Set down exactly the lines from the one containing "What's the underlying" through the last line of the records below, both included, and nothing else.

Extracted data entries:
— BEGIN —

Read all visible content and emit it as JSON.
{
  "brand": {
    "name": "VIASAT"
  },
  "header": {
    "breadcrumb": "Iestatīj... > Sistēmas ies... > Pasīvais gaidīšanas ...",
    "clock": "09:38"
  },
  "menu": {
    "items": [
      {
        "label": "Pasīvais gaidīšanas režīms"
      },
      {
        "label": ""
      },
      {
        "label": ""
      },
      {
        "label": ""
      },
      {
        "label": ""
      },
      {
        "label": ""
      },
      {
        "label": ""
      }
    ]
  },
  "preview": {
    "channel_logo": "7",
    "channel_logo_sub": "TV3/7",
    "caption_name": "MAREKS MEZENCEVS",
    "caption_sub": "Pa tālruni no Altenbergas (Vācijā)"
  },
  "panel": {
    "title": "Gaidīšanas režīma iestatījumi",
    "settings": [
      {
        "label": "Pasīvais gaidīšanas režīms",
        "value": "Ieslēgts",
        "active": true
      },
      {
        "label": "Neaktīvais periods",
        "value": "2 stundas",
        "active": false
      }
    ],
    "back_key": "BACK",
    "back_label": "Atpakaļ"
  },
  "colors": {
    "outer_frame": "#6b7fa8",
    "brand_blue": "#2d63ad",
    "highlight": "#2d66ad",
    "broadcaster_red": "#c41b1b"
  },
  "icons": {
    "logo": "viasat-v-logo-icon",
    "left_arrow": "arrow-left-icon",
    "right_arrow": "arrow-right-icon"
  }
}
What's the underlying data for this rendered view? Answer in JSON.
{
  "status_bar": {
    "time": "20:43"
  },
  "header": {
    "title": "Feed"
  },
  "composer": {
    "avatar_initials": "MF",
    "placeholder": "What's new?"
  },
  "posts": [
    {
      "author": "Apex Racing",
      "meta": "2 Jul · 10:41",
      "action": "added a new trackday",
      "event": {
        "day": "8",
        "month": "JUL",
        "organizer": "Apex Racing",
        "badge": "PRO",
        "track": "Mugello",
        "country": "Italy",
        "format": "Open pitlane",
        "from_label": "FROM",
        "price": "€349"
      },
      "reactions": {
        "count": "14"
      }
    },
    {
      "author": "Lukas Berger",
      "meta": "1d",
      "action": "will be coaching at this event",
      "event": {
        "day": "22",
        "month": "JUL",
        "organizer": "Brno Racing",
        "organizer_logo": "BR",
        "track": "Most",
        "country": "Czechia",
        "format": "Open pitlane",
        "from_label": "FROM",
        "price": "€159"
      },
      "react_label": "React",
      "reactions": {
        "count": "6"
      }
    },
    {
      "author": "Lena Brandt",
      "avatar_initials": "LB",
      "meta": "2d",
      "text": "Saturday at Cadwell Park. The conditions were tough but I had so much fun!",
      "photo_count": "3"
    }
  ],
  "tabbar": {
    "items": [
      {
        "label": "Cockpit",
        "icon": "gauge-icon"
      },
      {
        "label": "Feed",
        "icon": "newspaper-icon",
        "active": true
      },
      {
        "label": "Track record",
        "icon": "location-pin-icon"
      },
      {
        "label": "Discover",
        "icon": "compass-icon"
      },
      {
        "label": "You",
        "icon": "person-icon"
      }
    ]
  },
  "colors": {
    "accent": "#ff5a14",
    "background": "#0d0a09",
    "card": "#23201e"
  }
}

— END —

*Response to this exercise*
What's the underlying data for this rendered view? Answer in JSON.
{
  "status_bar": {
    "time": "20:43"
  },
  "header": {
    "title": "Feed"
  },
  "composer": {
    "avatar_initials": "MF",
    "placeholder": "What's new?"
  },
  "posts": [
    {
      "author": "Apex Racing",
      "meta": "2 Jul · 10:41",
      "action": "added a new trackday",
      "event": {
        "day": "8",
        "month": "JUL",
        "organizer": "Apex Racing",
        "badge": "PRO",
        "track": "Mugello",
        "country": "Italy",
        "format": "Open pitlane",
        "from_label": "FROM",
        "price": "€349"
      },
      "reactions": {
        "count": "14"
      }
    },
    {
      "author": "Lukas Berger",
      "meta": "1d",
      "action": "will be coaching at this event",
      "event": {
        "day": "22",
        "month": "JUL",
        "organizer": "Brno Racing",
        "organizer_logo": "BR",
        "track": "Most",
        "country": "Czechia",
        "format": "Open pitlane",
        "from_label": "FROM",
        "price": "€159"
      },
      "react_label": "React",
      "reactions": {
        "count": "6"
      }
    },
    {
      "author": "Lena Brandt",
      "avatar_initials": "LB",
      "meta": "2d",
      "text": "Saturday at Cadwell Park. The conditions were tough but I had so much fun!",
      "photo_count": "3"
    }
  ],
  "tabbar": {
    "items": [
      {
        "label": "Cockpit",
        "icon": "gauge-icon"
      },
      {
        "label": "Feed",
        "icon": "newspaper-icon",
        "active": true
      },
      {
        "label": "Track record",
        "icon": "location-pin-icon"
      },
      {
        "label": "Discover",
        "icon": "compass-icon"
      },
      {
        "label": "You",
        "icon": "person-icon"
      }
    ]
  },
  "colors": {
    "accent": "#ff5a14",
    "background": "#0d0a09",
    "card": "#23201e"
  }
}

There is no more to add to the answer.